Source excerpt
——

Man’s ways are not God’s ways, so Joseph warned, “Do not attempt to place the law of man on a parallel with the law of heaven.” True apostles boldly declare, “We ought to obey God rather than men” (Acts 5:29). Men do not have the right to alter the order of heaven—even God cannot do such and remain God. Men only have the right to choose how they will respond to His decrees. When confronted about their changes to the original order over the years, the Catholics reluctantly admitted
that they have been changing things all along . . . [but they believed that] once the church had received divine authority, there was no limit to the changes that might be introduced without danger of corruption, since the church had the authority to make the changes. But it was precisely these self-initiated changes in the church that worried the apostles. ‘They went out from us,’ says John of the perverters (1 John 2:19). It is entirely possible for important churchmen of high position to preach ‘another Jesus’ and to ‘pervert the gospel of Christ’ and to ‘corrupt the word of God’ (2 Corinthians 2:17) and to ‘wrest . . . [the] scriptures’ unto their own destruction (2 Peter 3:16).The early Saints noted the necessity of faith to validate priesthood and ordinances: “Now as far as all other modern religious systems differ from the foregoing principles [of the gospel], so far we disfellowship them.”
Believing we can modify what He revealed is to “counsel your God,” a grievous offense. “For although a man may have many revelations and have power to do many mighty works, yet if he boasts in his own strength, and sets at naught the counsels of God, and follows after the dictates of his own will and carnal desires, he must fall and incur the vengeance of a just God upon him” (D&C 3:4).
It is priestcraft, not priesthood, that tolerates variance and compromise, so authority ceases and disorder begins the moment we deviate from His unchangeable path. We should not support that which is contrary to His order. The moment we attempt to change His decrees or ordinances, His power is removed. In other words, priesthood immediately becomes priestcraft when we attempt to change what God revealed.

——

Dataset excerpt
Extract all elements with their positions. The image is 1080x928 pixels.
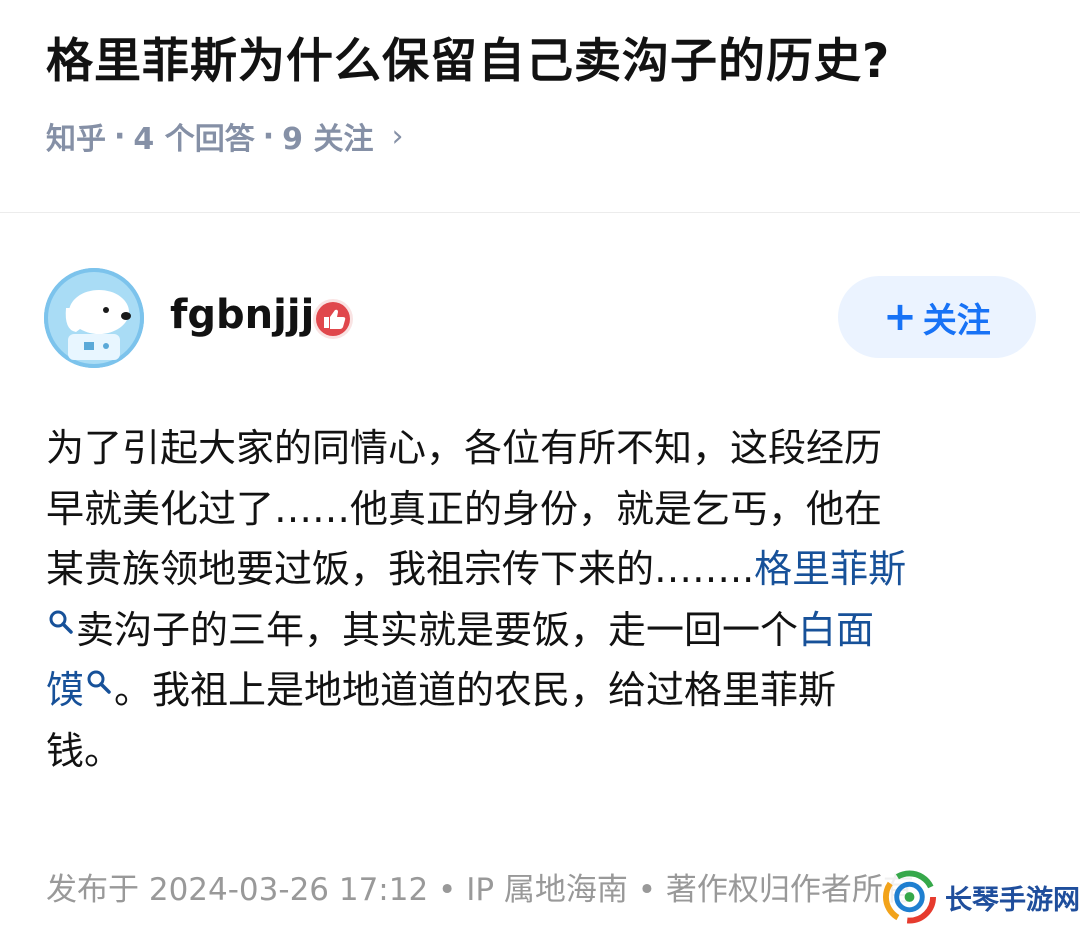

——

Exercises to complete
[a] In the passage on priesthood and priestcraft, answer each question briefly:
(i) What scripture reference is given for "We ought to obey God rather than men"?
(ii) Whom does the passage name as saying "They went out from us" about the perverters?
(iii) According to the final paragraph, what happens to His power the moment we attempt to change His decrees or ordinances?
[b] Reproduce word for word the part of the passage on priesthood and priestcraft that opens with the words containing "Believing we can" and closes with "what God revealed.".

The answers
[a]
(i) Acts 5:29
(ii) John (1 John 2:19)
(iii) It is removed.

[b]
Believing we can modify what He revealed is to “counsel your God,” a grievous offense. “For although a man may have many revelations and have power to do many mighty works, yet if he boasts in his own strength, and sets at naught the counsels of God, and follows after the dictates of his own will and carnal desires, he must fall and incur the vengeance of a just God upon him” (D&C 3:4).
It is priestcraft, not priesthood, that tolerates variance and compromise, so authority ceases and disorder begins the moment we deviate from His unchangeable path. We should not support that which is contrary to His order. The moment we attempt to change His decrees or ordinances, His power is removed. In other words, priesthood immediately becomes priestcraft when we attempt to change what God revealed.